Exercise requirements: Take the entries below and reproduce them word for word.

::::

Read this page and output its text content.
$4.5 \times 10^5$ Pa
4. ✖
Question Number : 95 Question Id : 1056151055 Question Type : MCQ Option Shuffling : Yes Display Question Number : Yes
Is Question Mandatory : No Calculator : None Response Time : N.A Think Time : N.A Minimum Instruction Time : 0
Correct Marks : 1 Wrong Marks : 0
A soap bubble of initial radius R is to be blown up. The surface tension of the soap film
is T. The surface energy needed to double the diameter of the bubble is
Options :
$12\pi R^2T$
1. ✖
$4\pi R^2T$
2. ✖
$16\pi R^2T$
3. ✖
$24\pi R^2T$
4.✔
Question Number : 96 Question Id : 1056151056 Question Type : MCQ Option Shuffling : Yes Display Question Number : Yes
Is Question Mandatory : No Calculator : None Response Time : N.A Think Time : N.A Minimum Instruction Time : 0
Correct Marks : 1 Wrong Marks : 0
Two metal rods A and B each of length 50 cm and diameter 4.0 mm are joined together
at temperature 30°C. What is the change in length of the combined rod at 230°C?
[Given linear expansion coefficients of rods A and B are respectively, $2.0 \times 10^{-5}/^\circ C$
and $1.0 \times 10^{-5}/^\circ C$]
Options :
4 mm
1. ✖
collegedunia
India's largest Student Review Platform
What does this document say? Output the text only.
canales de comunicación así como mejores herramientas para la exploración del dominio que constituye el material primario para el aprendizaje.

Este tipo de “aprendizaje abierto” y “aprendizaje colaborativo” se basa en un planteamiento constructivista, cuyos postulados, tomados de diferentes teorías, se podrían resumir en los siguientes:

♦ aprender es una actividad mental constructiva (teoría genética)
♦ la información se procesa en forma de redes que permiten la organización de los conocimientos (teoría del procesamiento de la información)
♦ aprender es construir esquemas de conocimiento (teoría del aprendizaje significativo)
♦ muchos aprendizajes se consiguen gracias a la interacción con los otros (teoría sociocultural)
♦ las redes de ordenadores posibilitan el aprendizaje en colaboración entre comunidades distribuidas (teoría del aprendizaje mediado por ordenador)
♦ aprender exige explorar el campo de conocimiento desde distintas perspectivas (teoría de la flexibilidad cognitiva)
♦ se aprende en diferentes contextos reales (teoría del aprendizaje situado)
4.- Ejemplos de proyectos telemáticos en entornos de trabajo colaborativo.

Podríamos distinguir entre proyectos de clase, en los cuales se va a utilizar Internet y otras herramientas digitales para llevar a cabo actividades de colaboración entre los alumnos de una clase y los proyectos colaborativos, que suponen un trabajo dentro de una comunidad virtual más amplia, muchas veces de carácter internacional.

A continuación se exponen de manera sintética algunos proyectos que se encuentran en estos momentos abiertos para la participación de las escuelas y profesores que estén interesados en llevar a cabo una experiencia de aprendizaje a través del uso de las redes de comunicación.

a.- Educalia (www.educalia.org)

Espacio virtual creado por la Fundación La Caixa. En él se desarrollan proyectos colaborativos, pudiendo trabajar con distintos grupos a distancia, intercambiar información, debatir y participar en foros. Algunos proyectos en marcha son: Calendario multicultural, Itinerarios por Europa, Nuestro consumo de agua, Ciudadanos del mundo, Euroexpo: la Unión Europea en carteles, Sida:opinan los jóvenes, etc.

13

::::

Output of the exercise:
Read this page and output its text content.
$4.5 \times 10^5$ Pa
4. ✖
Question Number : 95 Question Id : 1056151055 Question Type : MCQ Option Shuffling : Yes Display Question Number : Yes
Is Question Mandatory : No Calculator : None Response Time : N.A Think Time : N.A Minimum Instruction Time : 0
Correct Marks : 1 Wrong Marks : 0
A soap bubble of initial radius R is to be blown up. The surface tension of the soap film
is T. The surface energy needed to double the diameter of the bubble is
Options :
$12\pi R^2T$
1. ✖
$4\pi R^2T$
2. ✖
$16\pi R^2T$
3. ✖
$24\pi R^2T$
4.✔
Question Number : 96 Question Id : 1056151056 Question Type : MCQ Option Shuffling : Yes Display Question Number : Yes
Is Question Mandatory : No Calculator : None Response Time : N.A Think Time : N.A Minimum Instruction Time : 0
Correct Marks : 1 Wrong Marks : 0
Two metal rods A and B each of length 50 cm and diameter 4.0 mm are joined together
at temperature 30°C. What is the change in length of the combined rod at 230°C?
[Given linear expansion coefficients of rods A and B are respectively, $2.0 \times 10^{-5}/^\circ C$
and $1.0 \times 10^{-5}/^\circ C$]
Options :
4 mm
1. ✖
collegedunia
India's largest Student Review Platform
What does this document say? Output the text only.
canales de comunicación así como mejores herramientas para la exploración del dominio que constituye el material primario para el aprendizaje.

Este tipo de “aprendizaje abierto” y “aprendizaje colaborativo” se basa en un planteamiento constructivista, cuyos postulados, tomados de diferentes teorías, se podrían resumir en los siguientes:

♦ aprender es una actividad mental constructiva (teoría genética)
♦ la información se procesa en forma de redes que permiten la organización de los conocimientos (teoría del procesamiento de la información)
♦ aprender es construir esquemas de conocimiento (teoría del aprendizaje significativo)
♦ muchos aprendizajes se consiguen gracias a la interacción con los otros (teoría sociocultural)
♦ las redes de ordenadores posibilitan el aprendizaje en colaboración entre comunidades distribuidas (teoría del aprendizaje mediado por ordenador)
♦ aprender exige explorar el campo de conocimiento desde distintas perspectivas (teoría de la flexibilidad cognitiva)
♦ se aprende en diferentes contextos reales (teoría del aprendizaje situado)
4.- Ejemplos de proyectos telemáticos en entornos de trabajo colaborativo.

Podríamos distinguir entre proyectos de clase, en los cuales se va a utilizar Internet y otras herramientas digitales para llevar a cabo actividades de colaboración entre los alumnos de una clase y los proyectos colaborativos, que suponen un trabajo dentro de una comunidad virtual más amplia, muchas veces de carácter internacional.

A continuación se exponen de manera sintética algunos proyectos que se encuentran en estos momentos abiertos para la participación de las escuelas y profesores que estén interesados en llevar a cabo una experiencia de aprendizaje a través del uso de las redes de comunicación.

a.- Educalia (www.educalia.org)

Espacio virtual creado por la Fundación La Caixa. En él se desarrollan proyectos colaborativos, pudiendo trabajar con distintos grupos a distancia, intercambiar información, debatir y participar en foros. Algunos proyectos en marcha son: Calendario multicultural, Itinerarios por Europa, Nuestro consumo de agua, Ciudadanos del mundo, Euroexpo: la Unión Europea en carteles, Sida:opinan los jóvenes, etc.

13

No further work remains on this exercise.